What is needed => Repeat each line exactly as it is written.

Data extract =>
+ + +

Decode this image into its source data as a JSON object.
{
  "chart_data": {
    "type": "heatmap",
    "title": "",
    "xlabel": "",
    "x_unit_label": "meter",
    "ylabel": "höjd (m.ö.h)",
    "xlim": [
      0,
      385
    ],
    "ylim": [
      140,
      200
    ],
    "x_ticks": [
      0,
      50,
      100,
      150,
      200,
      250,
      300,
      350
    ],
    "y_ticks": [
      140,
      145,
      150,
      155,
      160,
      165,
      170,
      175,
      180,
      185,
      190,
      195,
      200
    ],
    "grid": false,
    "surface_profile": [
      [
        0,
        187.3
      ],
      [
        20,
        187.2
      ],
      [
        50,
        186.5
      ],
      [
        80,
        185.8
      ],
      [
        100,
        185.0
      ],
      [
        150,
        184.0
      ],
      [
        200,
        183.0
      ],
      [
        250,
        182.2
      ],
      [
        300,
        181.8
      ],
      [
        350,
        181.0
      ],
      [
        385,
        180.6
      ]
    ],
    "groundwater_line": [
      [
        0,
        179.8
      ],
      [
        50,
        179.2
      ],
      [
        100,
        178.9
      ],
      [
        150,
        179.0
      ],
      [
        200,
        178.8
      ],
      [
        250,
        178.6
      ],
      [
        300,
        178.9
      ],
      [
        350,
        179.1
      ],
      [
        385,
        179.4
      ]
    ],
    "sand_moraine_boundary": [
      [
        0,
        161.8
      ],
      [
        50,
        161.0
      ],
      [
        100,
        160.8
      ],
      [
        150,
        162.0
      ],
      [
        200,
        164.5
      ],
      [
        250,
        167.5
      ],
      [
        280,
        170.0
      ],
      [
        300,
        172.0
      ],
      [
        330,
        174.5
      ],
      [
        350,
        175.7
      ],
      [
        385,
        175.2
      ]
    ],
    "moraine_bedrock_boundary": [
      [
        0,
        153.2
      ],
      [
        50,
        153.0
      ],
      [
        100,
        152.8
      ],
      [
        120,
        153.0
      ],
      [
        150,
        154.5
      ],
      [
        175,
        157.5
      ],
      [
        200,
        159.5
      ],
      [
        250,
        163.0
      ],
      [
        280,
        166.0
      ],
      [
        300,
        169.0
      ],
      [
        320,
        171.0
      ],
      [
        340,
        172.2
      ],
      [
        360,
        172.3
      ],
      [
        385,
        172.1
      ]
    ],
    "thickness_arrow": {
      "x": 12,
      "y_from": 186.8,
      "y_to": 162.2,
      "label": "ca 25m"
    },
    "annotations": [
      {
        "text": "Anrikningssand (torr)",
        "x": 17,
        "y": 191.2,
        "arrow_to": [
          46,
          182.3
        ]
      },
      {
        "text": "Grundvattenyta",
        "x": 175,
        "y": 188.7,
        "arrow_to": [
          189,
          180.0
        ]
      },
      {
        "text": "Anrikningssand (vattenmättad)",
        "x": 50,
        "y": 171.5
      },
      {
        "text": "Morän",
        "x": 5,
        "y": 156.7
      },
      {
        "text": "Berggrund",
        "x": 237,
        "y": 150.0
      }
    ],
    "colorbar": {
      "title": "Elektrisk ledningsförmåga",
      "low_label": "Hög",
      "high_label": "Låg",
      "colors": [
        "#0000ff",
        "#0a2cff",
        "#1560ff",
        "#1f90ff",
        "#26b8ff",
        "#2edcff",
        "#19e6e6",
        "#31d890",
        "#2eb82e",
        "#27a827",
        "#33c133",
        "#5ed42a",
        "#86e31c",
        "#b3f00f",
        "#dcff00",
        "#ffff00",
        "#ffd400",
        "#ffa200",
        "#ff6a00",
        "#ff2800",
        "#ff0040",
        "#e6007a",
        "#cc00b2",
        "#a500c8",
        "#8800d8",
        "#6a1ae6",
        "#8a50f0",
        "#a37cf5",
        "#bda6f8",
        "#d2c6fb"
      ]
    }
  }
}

+ + +

Result of the task =>
Decode this image into its source data as a JSON object.
{
  "chart_data": {
    "type": "heatmap",
    "title": "",
    "xlabel": "",
    "x_unit_label": "meter",
    "ylabel": "höjd (m.ö.h)",
    "xlim": [
      0,
      385
    ],
    "ylim": [
      140,
      200
    ],
    "x_ticks": [
      0,
      50,
      100,
      150,
      200,
      250,
      300,
      350
    ],
    "y_ticks": [
      140,
      145,
      150,
      155,
      160,
      165,
      170,
      175,
      180,
      185,
      190,
      195,
      200
    ],
    "grid": false,
    "surface_profile": [
      [
        0,
        187.3
      ],
      [
        20,
        187.2
      ],
      [
        50,
        186.5
      ],
      [
        80,
        185.8
      ],
      [
        100,
        185.0
      ],
      [
        150,
        184.0
      ],
      [
        200,
        183.0
      ],
      [
        250,
        182.2
      ],
      [
        300,
        181.8
      ],
      [
        350,
        181.0
      ],
      [
        385,
        180.6
      ]
    ],
    "groundwater_line": [
      [
        0,
        179.8
      ],
      [
        50,
        179.2
      ],
      [
        100,
        178.9
      ],
      [
        150,
        179.0
      ],
      [
        200,
        178.8
      ],
      [
        250,
        178.6
      ],
      [
        300,
        178.9
      ],
      [
        350,
        179.1
      ],
      [
        385,
        179.4
      ]
    ],
    "sand_moraine_boundary": [
      [
        0,
        161.8
      ],
      [
        50,
        161.0
      ],
      [
        100,
        160.8
      ],
      [
        150,
        162.0
      ],
      [
        200,
        164.5
      ],
      [
        250,
        167.5
      ],
      [
        280,
        170.0
      ],
      [
        300,
        172.0
      ],
      [
        330,
        174.5
      ],
      [
        350,
        175.7
      ],
      [
        385,
        175.2
      ]
    ],
    "moraine_bedrock_boundary": [
      [
        0,
        153.2
      ],
      [
        50,
        153.0
      ],
      [
        100,
        152.8
      ],
      [
        120,
        153.0
      ],
      [
        150,
        154.5
      ],
      [
        175,
        157.5
      ],
      [
        200,
        159.5
      ],
      [
        250,
        163.0
      ],
      [
        280,
        166.0
      ],
      [
        300,
        169.0
      ],
      [
        320,
        171.0
      ],
      [
        340,
        172.2
      ],
      [
        360,
        172.3
      ],
      [
        385,
        172.1
      ]
    ],
    "thickness_arrow": {
      "x": 12,
      "y_from": 186.8,
      "y_to": 162.2,
      "label": "ca 25m"
    },
    "annotations": [
      {
        "text": "Anrikningssand (torr)",
        "x": 17,
        "y": 191.2,
        "arrow_to": [
          46,
          182.3
        ]
      },
      {
        "text": "Grundvattenyta",
        "x": 175,
        "y": 188.7,
        "arrow_to": [
          189,
          180.0
        ]
      },
      {
        "text": "Anrikningssand (vattenmättad)",
        "x": 50,
        "y": 171.5
      },
      {
        "text": "Morän",
        "x": 5,
        "y": 156.7
      },
      {
        "text": "Berggrund",
        "x": 237,
        "y": 150.0
      }
    ],
    "colorbar": {
      "title": "Elektrisk ledningsförmåga",
      "low_label": "Hög",
      "high_label": "Låg",
      "colors": [
        "#0000ff",
        "#0a2cff",
        "#1560ff",
        "#1f90ff",
        "#26b8ff",
        "#2edcff",
        "#19e6e6",
        "#31d890",
        "#2eb82e",
        "#27a827",
        "#33c133",
        "#5ed42a",
        "#86e31c",
        "#b3f00f",
        "#dcff00",
        "#ffff00",
        "#ffd400",
        "#ffa200",
        "#ff6a00",
        "#ff2800",
        "#ff0040",
        "#e6007a",
        "#cc00b2",
        "#a500c8",
        "#8800d8",
        "#6a1ae6",
        "#8a50f0",
        "#a37cf5",
        "#bda6f8",
        "#d2c6fb"
      ]
    }
  }
}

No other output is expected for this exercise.